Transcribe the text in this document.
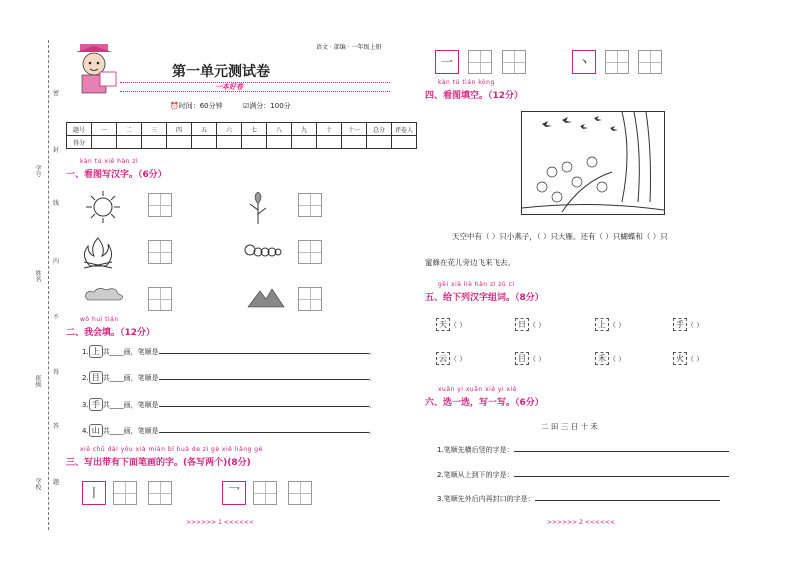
密
封
线
内
不
得
答
题
学号
姓名
班级
学校
语文 · 部编 · 一年级上册
第一单元测试卷
一本好卷
⏰时间：60分钟	☑满分：100分
题号	一	二	三	四	五	六	七	八	九	十	十一	总分	评卷人
得分													
kàn tú xiě hàn zì
一、看图写汉字。（6分）
wǒ huì tián
二、我会填。（12分）
1. 上 共____画，笔顺是	。
2. 目 共____画，笔顺是	。
3. 手 共____画，笔顺是	。
4. 山 共____画，笔顺是	。
xiě chū dài yǒu xià miàn bǐ huà de zì gè xiě liǎng gè
三、写出带有下面笔画的字。(各写两个)(8分)
丨	乛
>>>>>> 1 <<<<<<
一	丶
kàn tú tián kòng
四、看图填空。（12分）
天空中有（ ）只小燕子，（ ）只大雁。还有（ ）只蝴蝶和（ ）只
蜜蜂在花儿旁边飞来飞去。
gěi xià liè hàn zì zǔ cí
五、给下列汉字组词。（8分）
天 （ ）	日 （ ）	上 （ ）	手 （ ）
云 （ ）	目 （ ）	禾 （ ）	火 （ ）
xuǎn yi xuǎn xiě yi xiě
六、选一选，写一写。（6分）
二 田 三 日 十 禾
1.笔顺先横后竖的字是：
2.笔顺从上到下的字是：
3.笔顺先外后内再封口的字是：
>>>>>> 2 <<<<<<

== == ==

PROBLEM TO WORK ON –
Every record gets retyped exactly; no picture goes into the copy.

RESPONSE BELOW –
Transcribe the text in this document.
密
封
线
内
不
得
答
题
学号
姓名
班级
学校
语文 · 部编 · 一年级上册
第一单元测试卷
一本好卷
⏰时间：60分钟	☑满分：100分
题号	一	二	三	四	五	六	七	八	九	十	十一	总分	评卷人
得分													
kàn tú xiě hàn zì
一、看图写汉字。（6分）
wǒ huì tián
二、我会填。（12分）
1. 上 共____画，笔顺是	。
2. 目 共____画，笔顺是	。
3. 手 共____画，笔顺是	。
4. 山 共____画，笔顺是	。
xiě chū dài yǒu xià miàn bǐ huà de zì gè xiě liǎng gè
三、写出带有下面笔画的字。(各写两个)(8分)
丨	乛
>>>>>> 1 <<<<<<
一	丶
kàn tú tián kòng
四、看图填空。（12分）
天空中有（ ）只小燕子，（ ）只大雁。还有（ ）只蝴蝶和（ ）只
蜜蜂在花儿旁边飞来飞去。
gěi xià liè hàn zì zǔ cí
五、给下列汉字组词。（8分）
天 （ ）	日 （ ）	上 （ ）	手 （ ）
云 （ ）	目 （ ）	禾 （ ）	火 （ ）
xuǎn yi xuǎn xiě yi xiě
六、选一选，写一写。（6分）
二 田 三 日 十 禾
1.笔顺先横后竖的字是：
2.笔顺从上到下的字是：
3.笔顺先外后内再封口的字是：
>>>>>> 2 <<<<<<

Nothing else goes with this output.